#### [Exercise prompt]
All of the records below need to be copied exactly.

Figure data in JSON

^^^^^^^^^^^^^^^^

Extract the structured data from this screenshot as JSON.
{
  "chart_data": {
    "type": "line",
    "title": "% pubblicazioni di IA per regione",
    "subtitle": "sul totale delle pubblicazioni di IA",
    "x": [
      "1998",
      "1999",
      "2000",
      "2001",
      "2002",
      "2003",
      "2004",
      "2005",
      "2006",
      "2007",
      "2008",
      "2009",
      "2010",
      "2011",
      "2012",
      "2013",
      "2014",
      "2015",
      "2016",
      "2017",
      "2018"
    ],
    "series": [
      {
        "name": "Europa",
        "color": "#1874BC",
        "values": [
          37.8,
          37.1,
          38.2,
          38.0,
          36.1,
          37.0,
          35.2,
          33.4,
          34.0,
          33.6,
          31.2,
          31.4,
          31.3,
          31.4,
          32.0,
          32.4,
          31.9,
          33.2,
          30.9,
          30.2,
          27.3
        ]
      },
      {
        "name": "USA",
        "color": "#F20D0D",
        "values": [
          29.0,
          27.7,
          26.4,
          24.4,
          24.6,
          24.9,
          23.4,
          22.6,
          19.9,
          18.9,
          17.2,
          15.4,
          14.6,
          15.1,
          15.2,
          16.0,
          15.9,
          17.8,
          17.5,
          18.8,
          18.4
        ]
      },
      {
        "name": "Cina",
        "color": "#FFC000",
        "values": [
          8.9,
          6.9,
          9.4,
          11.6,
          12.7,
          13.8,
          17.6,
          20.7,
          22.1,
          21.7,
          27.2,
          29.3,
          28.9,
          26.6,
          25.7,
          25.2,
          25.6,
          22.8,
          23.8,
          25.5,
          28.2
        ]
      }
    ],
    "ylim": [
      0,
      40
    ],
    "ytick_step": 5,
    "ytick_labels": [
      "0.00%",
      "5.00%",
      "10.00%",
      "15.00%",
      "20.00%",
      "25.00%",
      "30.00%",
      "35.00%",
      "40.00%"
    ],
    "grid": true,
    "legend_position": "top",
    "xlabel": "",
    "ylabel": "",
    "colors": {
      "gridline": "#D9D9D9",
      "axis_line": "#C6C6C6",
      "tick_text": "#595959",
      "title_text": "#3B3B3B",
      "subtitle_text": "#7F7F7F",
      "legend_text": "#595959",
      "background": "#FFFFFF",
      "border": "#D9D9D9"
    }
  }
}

^^^^^^^^^^^^^^^^

#### [Finished task]
Extract the structured data from this screenshot as JSON.
{
  "chart_data": {
    "type": "line",
    "title": "% pubblicazioni di IA per regione",
    "subtitle": "sul totale delle pubblicazioni di IA",
    "x": [
      "1998",
      "1999",
      "2000",
      "2001",
      "2002",
      "2003",
      "2004",
      "2005",
      "2006",
      "2007",
      "2008",
      "2009",
      "2010",
      "2011",
      "2012",
      "2013",
      "2014",
      "2015",
      "2016",
      "2017",
      "2018"
    ],
    "series": [
      {
        "name": "Europa",
        "color": "#1874BC",
        "values": [
          37.8,
          37.1,
          38.2,
          38.0,
          36.1,
          37.0,
          35.2,
          33.4,
          34.0,
          33.6,
          31.2,
          31.4,
          31.3,
          31.4,
          32.0,
          32.4,
          31.9,
          33.2,
          30.9,
          30.2,
          27.3
        ]
      },
      {
        "name": "USA",
        "color": "#F20D0D",
        "values": [
          29.0,
          27.7,
          26.4,
          24.4,
          24.6,
          24.9,
          23.4,
          22.6,
          19.9,
          18.9,
          17.2,
          15.4,
          14.6,
          15.1,
          15.2,
          16.0,
          15.9,
          17.8,
          17.5,
          18.8,
          18.4
        ]
      },
      {
        "name": "Cina",
        "color": "#FFC000",
        "values": [
          8.9,
          6.9,
          9.4,
          11.6,
          12.7,
          13.8,
          17.6,
          20.7,
          22.1,
          21.7,
          27.2,
          29.3,
          28.9,
          26.6,
          25.7,
          25.2,
          25.6,
          22.8,
          23.8,
          25.5,
          28.2
        ]
      }
    ],
    "ylim": [
      0,
      40
    ],
    "ytick_step": 5,
    "ytick_labels": [
      "0.00%",
      "5.00%",
      "10.00%",
      "15.00%",
      "20.00%",
      "25.00%",
      "30.00%",
      "35.00%",
      "40.00%"
    ],
    "grid": true,
    "legend_position": "top",
    "xlabel": "",
    "ylabel": "",
    "colors": {
      "gridline": "#D9D9D9",
      "axis_line": "#C6C6C6",
      "tick_text": "#595959",
      "title_text": "#3B3B3B",
      "subtitle_text": "#7F7F7F",
      "legend_text": "#595959",
      "background": "#FFFFFF",
      "border": "#D9D9D9"
    }
  }
}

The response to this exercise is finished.